Problem statement
Within the records that follow, find every line containing the string "Appendix". Copy those lines.

Recorded data
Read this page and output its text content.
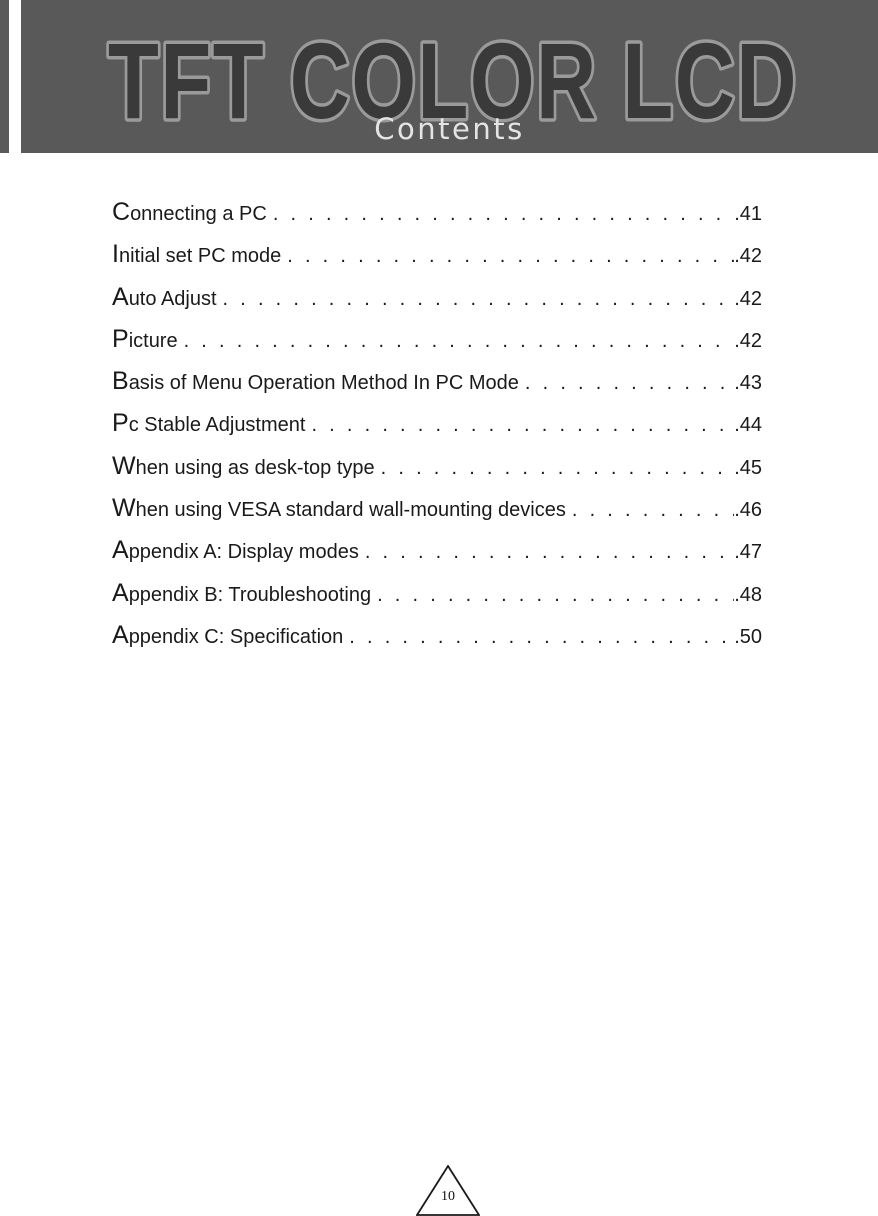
TFT COLOR LCD
Contents
Connecting a PC . . .	.41
Initial set PC mode . . .	.42
Auto Adjust . . .	.42
Picture . . .	.42
Basis of Menu Operation Method In PC Mode . . .	.43
Pc Stable Adjustment . . .	.44
When using as desk-top type . . .	.45
When using VESA standard wall-mounting devices . . .	.46
Appendix A: Display modes . . .	.47
Appendix B: Troubleshooting . . .	.48
Appendix C: Specification . . .	.50
10
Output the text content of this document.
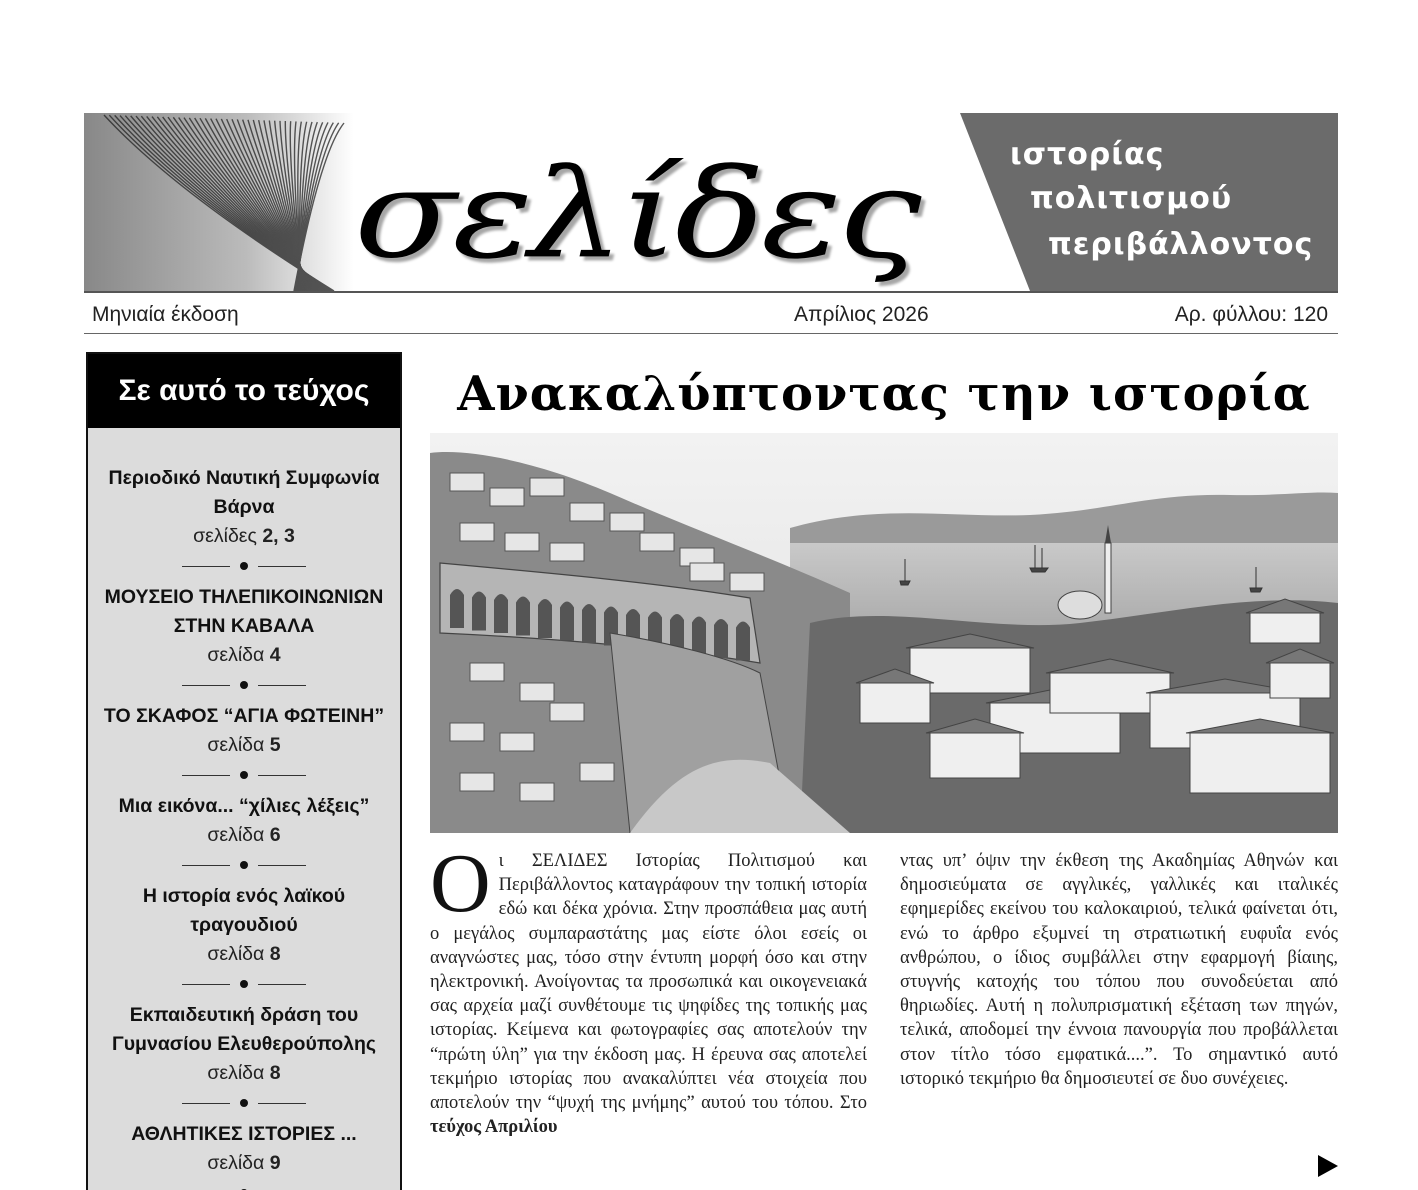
σελίδες	ιστορίας
πολιτισμού
περιβάλλοντος
Μηνιαία έκδοση	Απρίλιος 2026	Αρ. φύλλου: 120
Σε αυτό το τεύχος
Περιοδικό Ναυτική Συμφωνία Βάρνα
σελίδες 2, 3
ΜΟΥΣΕΙΟ ΤΗΛΕΠΙΚΟΙΝΩΝΙΩΝ ΣΤΗΝ ΚΑΒΑΛΑ
σελίδα 4
ΤΟ ΣΚΑΦΟΣ “ΑΓΙΑ ΦΩΤΕΙΝΗ”
σελίδα 5
Μια εικόνα... “χίλιες λέξεις”
σελίδα 6
Η ιστορία ενός λαϊκού τραγουδιού
σελίδα 8
Εκπαιδευτική δράση του Γυμνασίου Ελευθερούπολης
σελίδα 8
ΑΘΛΗΤΙΚΕΣ ΙΣΤΟΡΙΕΣ ...
σελίδα 9
Ανακαλύπτοντας την ιστορία
Οι ΣΕΛΙΔΕΣ Ιστορίας Πολιτισμού και Περιβάλλοντος καταγράφουν την τοπική ιστορία εδώ και δέκα χρόνια. Στην προσπάθεια μας αυτή ο μεγάλος συμπαραστάτης μας είστε όλοι εσείς οι αναγνώστες μας, τόσο στην έντυπη μορφή όσο και στην ηλεκτρονική. Ανοίγοντας τα προσωπικά και οικογενειακά σας αρχεία μαζί συνθέτουμε τις ψηφίδες της τοπικής μας ιστορίας. Κείμενα και φωτογραφίες σας αποτελούν την “πρώτη ύλη” για την έκδοση μας. Η έρευνα σας αποτελεί τεκμήριο ιστορίας που ανακαλύπτει νέα στοιχεία που αποτελούν την “ψυχή της μνήμης” αυτού του τόπου. Στο τεύχος Απριλίου
ντας υπ’ όψιν την έκθεση της Ακαδημίας Αθηνών και δημοσιεύματα σε αγγλικές, γαλλικές και ιταλικές εφημερίδες εκείνου του καλοκαιριού, τελικά φαίνεται ότι, ενώ το άρθρο εξυμνεί τη στρατιωτική ευφυΐα ενός ανθρώπου, ο ίδιος συμβάλλει στην εφαρμογή βίαιης, στυγνής κατοχής του τόπου που συνοδεύεται από θηριωδίες. Αυτή η πολυπρισματική εξέταση των πηγών, τελικά, αποδομεί την έννοια πανουργία που προβάλλεται στον τίτλο τόσο εμφατικά....”. Το σημαντικό αυτό ιστορικό τεκμήριο θα δημοσιευτεί σε δυο συνέχειες.
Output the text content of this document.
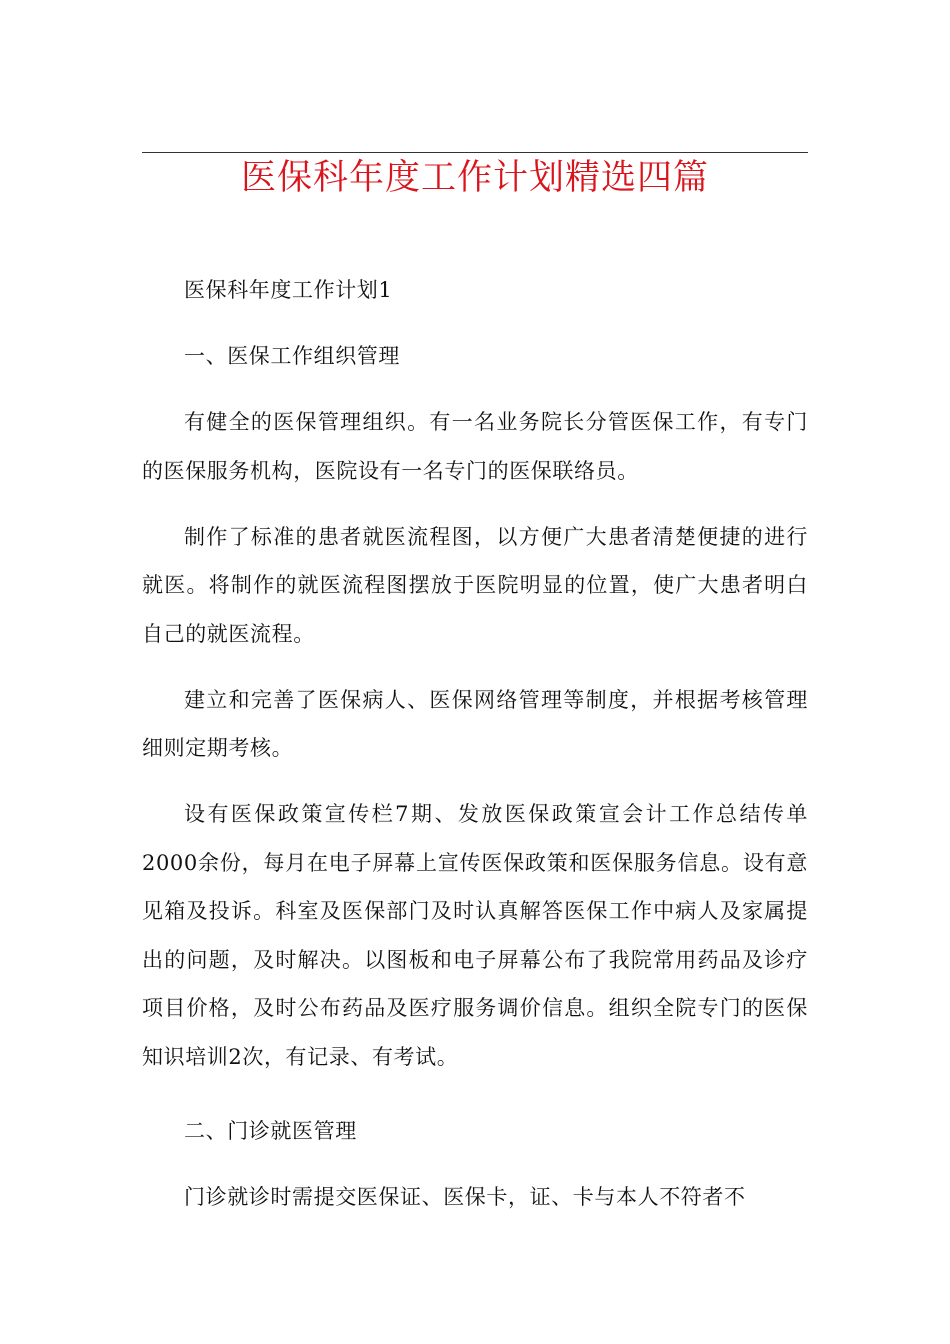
医保科年度工作计划精选四篇

医保科年度工作计划1

一、医保工作组织管理

有健全的医保管理组织。有一名业务院长分管医保工作，有专门的医保服务机构，医院设有一名专门的医保联络员。

制作了标准的患者就医流程图，以方便广大患者清楚便捷的进行就医。将制作的就医流程图摆放于医院明显的位置，使广大患者明白自己的就医流程。

建立和完善了医保病人、医保网络管理等制度，并根据考核管理细则定期考核。

设有医保政策宣传栏7期、发放医保政策宣会计工作总结传单2000余份，每月在电子屏幕上宣传医保政策和医保服务信息。设有意见箱及投诉。科室及医保部门及时认真解答医保工作中病人及家属提出的问题，及时解决。以图板和电子屏幕公布了我院常用药品及诊疗项目价格，及时公布药品及医疗服务调价信息。组织全院专门的医保知识培训2次，有记录、有考试。

二、门诊就医管理

门诊就诊时需提交医保证、医保卡，证、卡与本人不符者不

Expected answer
Appendix A: Display modes . . .	.47
Appendix B: Troubleshooting . . .	.48
Appendix C: Specification . . .	.50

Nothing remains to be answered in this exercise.